Dataset entries
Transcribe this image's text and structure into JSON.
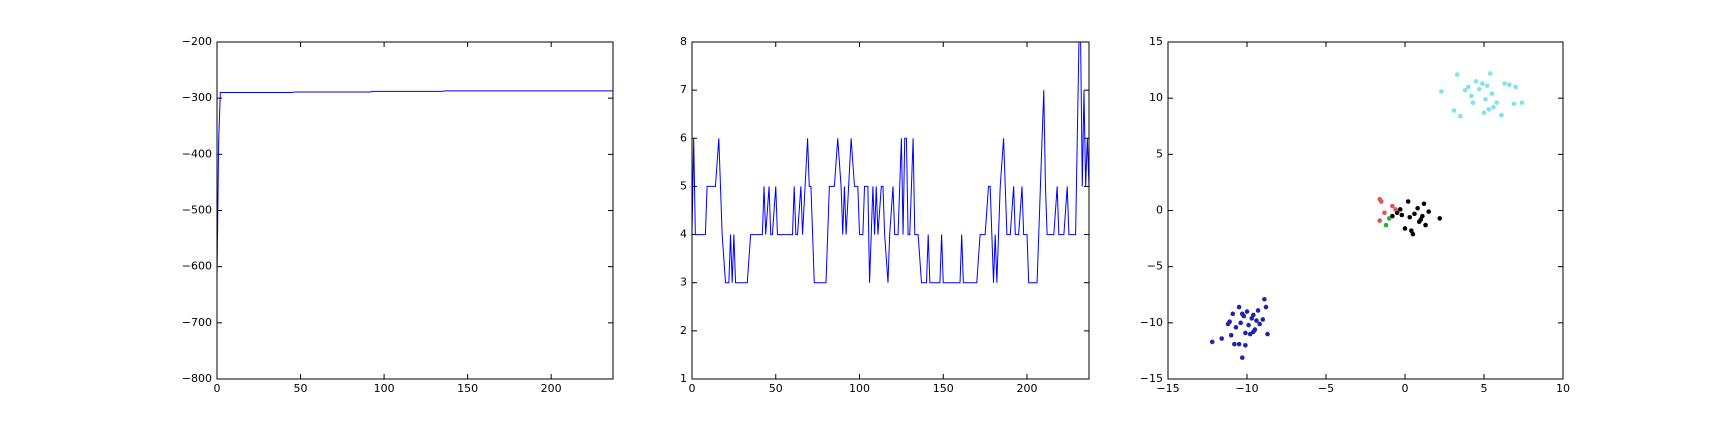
{
  "chart_data": [
    {
      "type": "line",
      "color": "#0000ff",
      "x": [
        0,
        1,
        2,
        45,
        46,
        92,
        93,
        135,
        136,
        237
      ],
      "values": [
        -620,
        -375,
        -290,
        -290,
        -289,
        -289,
        -288,
        -288,
        -287,
        -287
      ],
      "xlim": [
        0,
        237
      ],
      "xticks": [
        0,
        50,
        100,
        150,
        200
      ],
      "ylim": [
        -800,
        -200
      ],
      "yticks": [
        {
          "value": -800,
          "label": "−800"
        },
        {
          "value": -700,
          "label": "−700"
        },
        {
          "value": -600,
          "label": "−600"
        },
        {
          "value": -500,
          "label": "−500"
        },
        {
          "value": -400,
          "label": "−400"
        },
        {
          "value": -300,
          "label": "−300"
        },
        {
          "value": -200,
          "label": "−200"
        }
      ]
    },
    {
      "type": "line",
      "color": "#0000ff",
      "x": [
        0,
        1,
        2,
        8,
        9,
        14,
        16,
        18,
        20,
        22,
        23,
        24,
        25,
        26,
        33,
        35,
        42,
        43,
        44,
        46,
        47,
        48,
        50,
        51,
        60,
        61,
        62,
        63,
        65,
        66,
        69,
        70,
        71,
        73,
        80,
        82,
        85,
        87,
        89,
        90,
        91,
        92,
        95,
        97,
        99,
        100,
        102,
        103,
        105,
        106,
        108,
        109,
        110,
        111,
        113,
        114,
        115,
        117,
        118,
        120,
        121,
        123,
        125,
        126,
        127,
        128,
        129,
        130,
        132,
        133,
        135,
        137,
        140,
        141,
        142,
        148,
        149,
        150,
        152,
        160,
        161,
        162,
        170,
        172,
        175,
        177,
        178,
        179,
        180,
        181,
        182,
        184,
        186,
        188,
        190,
        192,
        193,
        195,
        197,
        198,
        200,
        201,
        206,
        208,
        210,
        211,
        212,
        216,
        218,
        219,
        222,
        224,
        225,
        229,
        231,
        232,
        233,
        234,
        235,
        236,
        237
      ],
      "values": [
        4,
        6,
        4,
        4,
        5,
        5,
        6,
        4,
        3,
        3,
        4,
        3,
        4,
        3,
        3,
        4,
        4,
        5,
        4,
        5,
        4,
        4,
        5,
        4,
        4,
        5,
        4,
        4,
        5,
        4,
        6,
        5,
        5,
        3,
        3,
        5,
        5,
        6,
        5,
        4,
        5,
        4,
        6,
        5,
        5,
        4,
        4,
        5,
        5,
        3,
        5,
        4,
        5,
        4,
        5,
        5,
        4,
        3,
        4,
        5,
        4,
        4,
        6,
        4,
        6,
        6,
        4,
        4,
        6,
        4,
        4,
        3,
        3,
        4,
        3,
        3,
        4,
        3,
        3,
        3,
        4,
        3,
        3,
        4,
        4,
        5,
        5,
        4,
        3,
        4,
        3,
        5,
        6,
        4,
        4,
        5,
        4,
        4,
        5,
        4,
        4,
        3,
        3,
        5,
        7,
        5,
        4,
        4,
        5,
        4,
        4,
        5,
        4,
        4,
        8,
        8,
        5,
        7,
        5,
        6,
        5
      ],
      "xlim": [
        0,
        237
      ],
      "xticks": [
        0,
        50,
        100,
        150,
        200
      ],
      "ylim": [
        1,
        8
      ],
      "yticks": [
        1,
        2,
        3,
        4,
        5,
        6,
        7,
        8
      ]
    },
    {
      "type": "scatter",
      "series": [
        {
          "color": "#2222aa",
          "x": [
            -12.2,
            -11.6,
            -11.2,
            -11.0,
            -10.9,
            -10.8,
            -10.7,
            -10.5,
            -10.4,
            -10.3,
            -10.2,
            -10.1,
            -10.0,
            -9.9,
            -9.8,
            -9.7,
            -9.6,
            -9.5,
            -9.4,
            -9.3,
            -9.2,
            -9.0,
            -8.9,
            -8.8,
            -8.7,
            -10.5,
            -10.1,
            -9.6,
            -11.1,
            -10.3
          ],
          "values": [
            -11.7,
            -11.4,
            -10.1,
            -11.1,
            -9.2,
            -11.9,
            -10.4,
            -8.6,
            -10.0,
            -13.1,
            -9.4,
            -10.9,
            -9.0,
            -10.2,
            -11.0,
            -9.6,
            -9.3,
            -10.6,
            -9.8,
            -8.9,
            -10.1,
            -9.7,
            -7.9,
            -8.6,
            -11.0,
            -11.9,
            -12.0,
            -10.8,
            -9.9,
            -9.2
          ]
        },
        {
          "color": "#7fe3ee",
          "x": [
            2.3,
            3.1,
            3.3,
            3.5,
            3.8,
            4.0,
            4.2,
            4.3,
            4.5,
            4.7,
            4.9,
            5.0,
            5.1,
            5.2,
            5.3,
            5.4,
            5.5,
            5.6,
            5.8,
            6.1,
            6.3,
            6.6,
            6.9,
            7.0,
            7.4
          ],
          "values": [
            10.6,
            8.9,
            12.1,
            8.4,
            10.7,
            11.0,
            10.2,
            9.6,
            11.5,
            10.8,
            11.3,
            8.7,
            9.9,
            11.1,
            9.0,
            12.2,
            10.4,
            9.2,
            9.6,
            8.5,
            11.3,
            11.2,
            9.5,
            11.0,
            9.6
          ]
        },
        {
          "color": "#000000",
          "x": [
            -0.8,
            -0.5,
            -0.3,
            0.0,
            0.2,
            0.3,
            0.5,
            0.6,
            0.8,
            0.9,
            1.1,
            1.2,
            1.3,
            1.5,
            2.2,
            0.4,
            -0.2,
            1.0
          ],
          "values": [
            -0.5,
            -0.2,
            0.1,
            -1.6,
            0.8,
            -0.6,
            -2.1,
            -0.3,
            0.2,
            -1.0,
            -0.5,
            0.6,
            -1.3,
            -0.1,
            -0.7,
            -1.8,
            -0.4,
            -0.8
          ]
        },
        {
          "color": "#dd5555",
          "x": [
            -1.6,
            -1.5,
            -1.3,
            -0.8,
            -0.6,
            -1.6
          ],
          "values": [
            1.0,
            0.8,
            -0.2,
            0.4,
            0.1,
            -0.9
          ]
        },
        {
          "color": "#33aa33",
          "x": [
            -1.2,
            -1.0
          ],
          "values": [
            -1.3,
            -0.7
          ]
        }
      ],
      "xlim": [
        -15,
        10
      ],
      "xticks": [
        {
          "value": -15,
          "label": "−15"
        },
        {
          "value": -10,
          "label": "−10"
        },
        {
          "value": -5,
          "label": "−5"
        },
        0,
        5,
        10
      ],
      "ylim": [
        -15,
        15
      ],
      "yticks": [
        {
          "value": -15,
          "label": "−15"
        },
        {
          "value": -10,
          "label": "−10"
        },
        {
          "value": -5,
          "label": "−5"
        },
        0,
        5,
        10,
        15
      ]
    }
  ]
}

WRITTEN EXERCISE
Working from the lines above, reproduce the material exactly and exclude its pictures.

ANSWER
Transcribe this image's text and structure into JSON.
{
  "chart_data": [
    {
      "type": "line",
      "color": "#0000ff",
      "x": [
        0,
        1,
        2,
        45,
        46,
        92,
        93,
        135,
        136,
        237
      ],
      "values": [
        -620,
        -375,
        -290,
        -290,
        -289,
        -289,
        -288,
        -288,
        -287,
        -287
      ],
      "xlim": [
        0,
        237
      ],
      "xticks": [
        0,
        50,
        100,
        150,
        200
      ],
      "ylim": [
        -800,
        -200
      ],
      "yticks": [
        {
          "value": -800,
          "label": "−800"
        },
        {
          "value": -700,
          "label": "−700"
        },
        {
          "value": -600,
          "label": "−600"
        },
        {
          "value": -500,
          "label": "−500"
        },
        {
          "value": -400,
          "label": "−400"
        },
        {
          "value": -300,
          "label": "−300"
        },
        {
          "value": -200,
          "label": "−200"
        }
      ]
    },
    {
      "type": "line",
      "color": "#0000ff",
      "x": [
        0,
        1,
        2,
        8,
        9,
        14,
        16,
        18,
        20,
        22,
        23,
        24,
        25,
        26,
        33,
        35,
        42,
        43,
        44,
        46,
        47,
        48,
        50,
        51,
        60,
        61,
        62,
        63,
        65,
        66,
        69,
        70,
        71,
        73,
        80,
        82,
        85,
        87,
        89,
        90,
        91,
        92,
        95,
        97,
        99,
        100,
        102,
        103,
        105,
        106,
        108,
        109,
        110,
        111,
        113,
        114,
        115,
        117,
        118,
        120,
        121,
        123,
        125,
        126,
        127,
        128,
        129,
        130,
        132,
        133,
        135,
        137,
        140,
        141,
        142,
        148,
        149,
        150,
        152,
        160,
        161,
        162,
        170,
        172,
        175,
        177,
        178,
        179,
        180,
        181,
        182,
        184,
        186,
        188,
        190,
        192,
        193,
        195,
        197,
        198,
        200,
        201,
        206,
        208,
        210,
        211,
        212,
        216,
        218,
        219,
        222,
        224,
        225,
        229,
        231,
        232,
        233,
        234,
        235,
        236,
        237
      ],
      "values": [
        4,
        6,
        4,
        4,
        5,
        5,
        6,
        4,
        3,
        3,
        4,
        3,
        4,
        3,
        3,
        4,
        4,
        5,
        4,
        5,
        4,
        4,
        5,
        4,
        4,
        5,
        4,
        4,
        5,
        4,
        6,
        5,
        5,
        3,
        3,
        5,
        5,
        6,
        5,
        4,
        5,
        4,
        6,
        5,
        5,
        4,
        4,
        5,
        5,
        3,
        5,
        4,
        5,
        4,
        5,
        5,
        4,
        3,
        4,
        5,
        4,
        4,
        6,
        4,
        6,
        6,
        4,
        4,
        6,
        4,
        4,
        3,
        3,
        4,
        3,
        3,
        4,
        3,
        3,
        3,
        4,
        3,
        3,
        4,
        4,
        5,
        5,
        4,
        3,
        4,
        3,
        5,
        6,
        4,
        4,
        5,
        4,
        4,
        5,
        4,
        4,
        3,
        3,
        5,
        7,
        5,
        4,
        4,
        5,
        4,
        4,
        5,
        4,
        4,
        8,
        8,
        5,
        7,
        5,
        6,
        5
      ],
      "xlim": [
        0,
        237
      ],
      "xticks": [
        0,
        50,
        100,
        150,
        200
      ],
      "ylim": [
        1,
        8
      ],
      "yticks": [
        1,
        2,
        3,
        4,
        5,
        6,
        7,
        8
      ]
    },
    {
      "type": "scatter",
      "series": [
        {
          "color": "#2222aa",
          "x": [
            -12.2,
            -11.6,
            -11.2,
            -11.0,
            -10.9,
            -10.8,
            -10.7,
            -10.5,
            -10.4,
            -10.3,
            -10.2,
            -10.1,
            -10.0,
            -9.9,
            -9.8,
            -9.7,
            -9.6,
            -9.5,
            -9.4,
            -9.3,
            -9.2,
            -9.0,
            -8.9,
            -8.8,
            -8.7,
            -10.5,
            -10.1,
            -9.6,
            -11.1,
            -10.3
          ],
          "values": [
            -11.7,
            -11.4,
            -10.1,
            -11.1,
            -9.2,
            -11.9,
            -10.4,
            -8.6,
            -10.0,
            -13.1,
            -9.4,
            -10.9,
            -9.0,
            -10.2,
            -11.0,
            -9.6,
            -9.3,
            -10.6,
            -9.8,
            -8.9,
            -10.1,
            -9.7,
            -7.9,
            -8.6,
            -11.0,
            -11.9,
            -12.0,
            -10.8,
            -9.9,
            -9.2
          ]
        },
        {
          "color": "#7fe3ee",
          "x": [
            2.3,
            3.1,
            3.3,
            3.5,
            3.8,
            4.0,
            4.2,
            4.3,
            4.5,
            4.7,
            4.9,
            5.0,
            5.1,
            5.2,
            5.3,
            5.4,
            5.5,
            5.6,
            5.8,
            6.1,
            6.3,
            6.6,
            6.9,
            7.0,
            7.4
          ],
          "values": [
            10.6,
            8.9,
            12.1,
            8.4,
            10.7,
            11.0,
            10.2,
            9.6,
            11.5,
            10.8,
            11.3,
            8.7,
            9.9,
            11.1,
            9.0,
            12.2,
            10.4,
            9.2,
            9.6,
            8.5,
            11.3,
            11.2,
            9.5,
            11.0,
            9.6
          ]
        },
        {
          "color": "#000000",
          "x": [
            -0.8,
            -0.5,
            -0.3,
            0.0,
            0.2,
            0.3,
            0.5,
            0.6,
            0.8,
            0.9,
            1.1,
            1.2,
            1.3,
            1.5,
            2.2,
            0.4,
            -0.2,
            1.0
          ],
          "values": [
            -0.5,
            -0.2,
            0.1,
            -1.6,
            0.8,
            -0.6,
            -2.1,
            -0.3,
            0.2,
            -1.0,
            -0.5,
            0.6,
            -1.3,
            -0.1,
            -0.7,
            -1.8,
            -0.4,
            -0.8
          ]
        },
        {
          "color": "#dd5555",
          "x": [
            -1.6,
            -1.5,
            -1.3,
            -0.8,
            -0.6,
            -1.6
          ],
          "values": [
            1.0,
            0.8,
            -0.2,
            0.4,
            0.1,
            -0.9
          ]
        },
        {
          "color": "#33aa33",
          "x": [
            -1.2,
            -1.0
          ],
          "values": [
            -1.3,
            -0.7
          ]
        }
      ],
      "xlim": [
        -15,
        10
      ],
      "xticks": [
        {
          "value": -15,
          "label": "−15"
        },
        {
          "value": -10,
          "label": "−10"
        },
        {
          "value": -5,
          "label": "−5"
        },
        0,
        5,
        10
      ],
      "ylim": [
        -15,
        15
      ],
      "yticks": [
        {
          "value": -15,
          "label": "−15"
        },
        {
          "value": -10,
          "label": "−10"
        },
        {
          "value": -5,
          "label": "−5"
        },
        0,
        5,
        10,
        15
      ]
    }
  ]
}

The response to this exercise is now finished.